WRITTEN PROBLEM
Of the lines in this material, how many contain "trending"? Answer with a single number only.

***** DATA EXTRACT

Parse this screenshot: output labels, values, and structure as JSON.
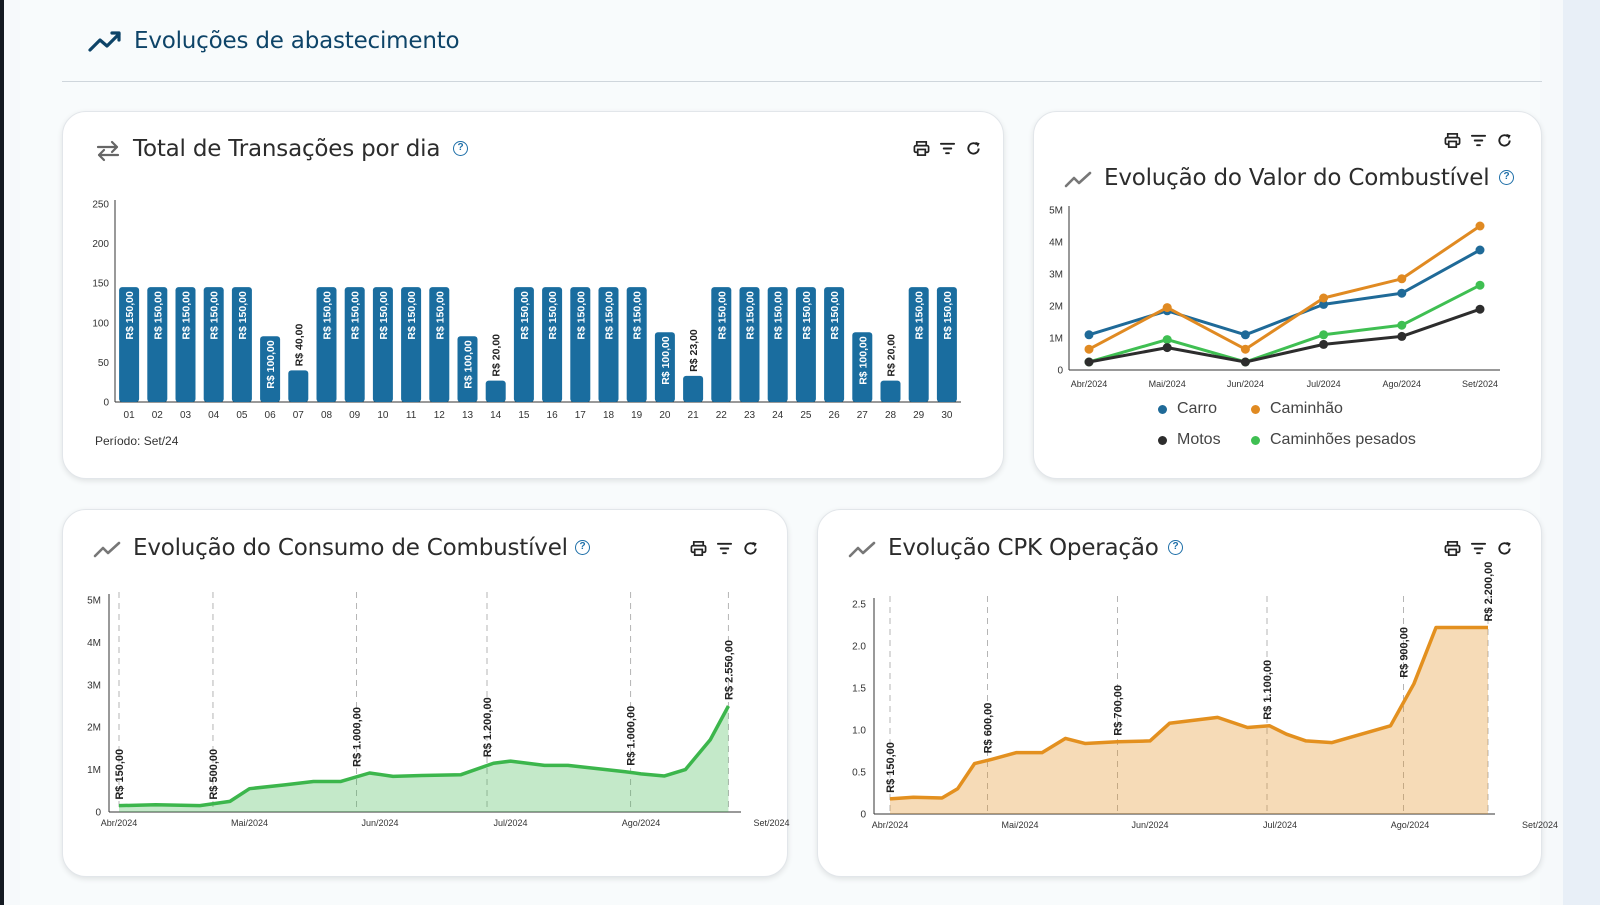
{
  "section": {
    "title": "Evoluções de abastecimento"
  },
  "card1": {
    "title": "Total de Transações por dia",
    "help": "?",
    "period": "Período: Set/24"
  },
  "card2": {
    "title": "Evolução do Valor do Combustível",
    "help": "?",
    "legend": [
      "Carro",
      "Caminhão",
      "Motos",
      "Caminhões pesados"
    ]
  },
  "card3": {
    "title": "Evolução do Consumo de Combustível",
    "help": "?"
  },
  "card4": {
    "title": "Evolução CPK Operação",
    "help": "?"
  },
  "icons": {
    "section": "trending-up-icon",
    "card1": "swap-arrows-icon",
    "charts": "trending-line-icon",
    "toolbar": [
      "print-icon",
      "filter-icon",
      "refresh-icon"
    ]
  },
  "colors": {
    "heading": "#0e4468",
    "bar": "#1a6d9f",
    "carro": "#1f6a98",
    "caminhao": "#e08a22",
    "motos": "#2d2d2d",
    "pesados": "#3fbf52",
    "consumo": "#3cb64c",
    "cpk": "#e3901f"
  },
  "chart_data": [
    {
      "id": "transacoes",
      "type": "bar",
      "categories": [
        "01",
        "02",
        "03",
        "04",
        "05",
        "06",
        "07",
        "08",
        "09",
        "10",
        "11",
        "12",
        "13",
        "14",
        "15",
        "16",
        "17",
        "18",
        "19",
        "20",
        "21",
        "22",
        "23",
        "24",
        "25",
        "26",
        "27",
        "28",
        "29",
        "30"
      ],
      "values": [
        145,
        145,
        145,
        145,
        145,
        83,
        40,
        145,
        145,
        145,
        145,
        145,
        83,
        27,
        145,
        145,
        145,
        145,
        145,
        88,
        33,
        145,
        145,
        145,
        145,
        145,
        88,
        27,
        145,
        145
      ],
      "data_labels": [
        "R$ 150,00",
        "R$ 150,00",
        "R$ 150,00",
        "R$ 150,00",
        "R$ 150,00",
        "R$ 100,00",
        "R$ 40,00",
        "R$ 150,00",
        "R$ 150,00",
        "R$ 150,00",
        "R$ 150,00",
        "R$ 150,00",
        "R$ 100,00",
        "R$ 20,00",
        "R$ 150,00",
        "R$ 150,00",
        "R$ 150,00",
        "R$ 150,00",
        "R$ 150,00",
        "R$ 100,00",
        "R$ 23,00",
        "R$ 150,00",
        "R$ 150,00",
        "R$ 150,00",
        "R$ 150,00",
        "R$ 150,00",
        "R$ 100,00",
        "R$ 20,00",
        "R$ 150,00",
        "R$ 150,00"
      ],
      "yticks": [
        "0",
        "50",
        "100",
        "150",
        "200",
        "250"
      ],
      "ylim": [
        0,
        250
      ],
      "grid": false
    },
    {
      "id": "valor",
      "type": "line",
      "categories": [
        "Abr/2024",
        "Mai/2024",
        "Jun/2024",
        "Jul/2024",
        "Ago/2024",
        "Set/2024"
      ],
      "yticks": [
        "0",
        "1M",
        "2M",
        "3M",
        "4M",
        "5M"
      ],
      "ylim": [
        0,
        5000000
      ],
      "series": [
        {
          "name": "Carro",
          "values": [
            1100000,
            1850000,
            1100000,
            2050000,
            2400000,
            3750000
          ]
        },
        {
          "name": "Caminhão",
          "values": [
            650000,
            1950000,
            650000,
            2250000,
            2850000,
            4500000
          ]
        },
        {
          "name": "Motos",
          "values": [
            250000,
            700000,
            250000,
            800000,
            1050000,
            1900000
          ]
        },
        {
          "name": "Caminhões pesados",
          "values": [
            250000,
            950000,
            250000,
            1100000,
            1400000,
            2650000
          ]
        }
      ],
      "legend_position": "bottom"
    },
    {
      "id": "consumo",
      "type": "area",
      "x_labels": [
        "Abr/2024",
        "Mai/2024",
        "Jun/2024",
        "Jul/2024",
        "Ago/2024",
        "Set/2024"
      ],
      "yticks": [
        "0",
        "1M",
        "2M",
        "3M",
        "4M",
        "5M"
      ],
      "ylim": [
        0,
        5000000
      ],
      "x": [
        0,
        0.28,
        0.62,
        0.85,
        1,
        1.27,
        1.49,
        1.7,
        1.92,
        2.1,
        2.32,
        2.62,
        2.87,
        3,
        3.26,
        3.44,
        3.88,
        4,
        4.18,
        4.34,
        4.53,
        4.67
      ],
      "values": [
        150000,
        170000,
        150000,
        250000,
        550000,
        640000,
        720000,
        720000,
        920000,
        840000,
        860000,
        880000,
        1150000,
        1200000,
        1100000,
        1100000,
        950000,
        900000,
        850000,
        1000000,
        1700000,
        2500000
      ],
      "annotations": [
        {
          "x": 0,
          "label": "R$ 150,00"
        },
        {
          "x": 0.72,
          "label": "R$ 500,00"
        },
        {
          "x": 1.82,
          "label": "R$ 1.000,00"
        },
        {
          "x": 2.82,
          "label": "R$ 1.200,00"
        },
        {
          "x": 3.92,
          "label": "R$ 1.000,00"
        },
        {
          "x": 4.67,
          "label": "R$ 2.550,00"
        }
      ],
      "grid": "vertical-dashed"
    },
    {
      "id": "cpk",
      "type": "area",
      "x_labels": [
        "Abr/2024",
        "Mai/2024",
        "Jun/2024",
        "Jul/2024",
        "Ago/2024",
        "Set/2024"
      ],
      "yticks": [
        "0",
        "0.5",
        "1.0",
        "1.5",
        "2.0",
        "2.5"
      ],
      "ylim": [
        0,
        2.5
      ],
      "x": [
        0,
        0.18,
        0.4,
        0.52,
        0.65,
        0.78,
        0.97,
        1.17,
        1.35,
        1.5,
        1.75,
        2,
        2.15,
        2.52,
        2.75,
        2.92,
        3.05,
        3.2,
        3.4,
        3.85,
        4.03,
        4.2,
        4.45,
        4.6
      ],
      "values": [
        0.18,
        0.2,
        0.19,
        0.3,
        0.6,
        0.65,
        0.73,
        0.73,
        0.9,
        0.84,
        0.86,
        0.87,
        1.08,
        1.15,
        1.03,
        1.05,
        0.95,
        0.87,
        0.85,
        1.05,
        1.55,
        2.22,
        2.22,
        2.22
      ],
      "annotations": [
        {
          "x": 0,
          "label": "R$ 150,00"
        },
        {
          "x": 0.75,
          "label": "R$ 600,00"
        },
        {
          "x": 1.75,
          "label": "R$ 700,00"
        },
        {
          "x": 2.9,
          "label": "R$ 1.100,00"
        },
        {
          "x": 3.95,
          "label": "R$ 900,00"
        },
        {
          "x": 4.6,
          "label": "R$ 2.200,00"
        }
      ],
      "grid": "vertical-dashed"
    }
  ]
}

**********

WRITTEN ANSWER
2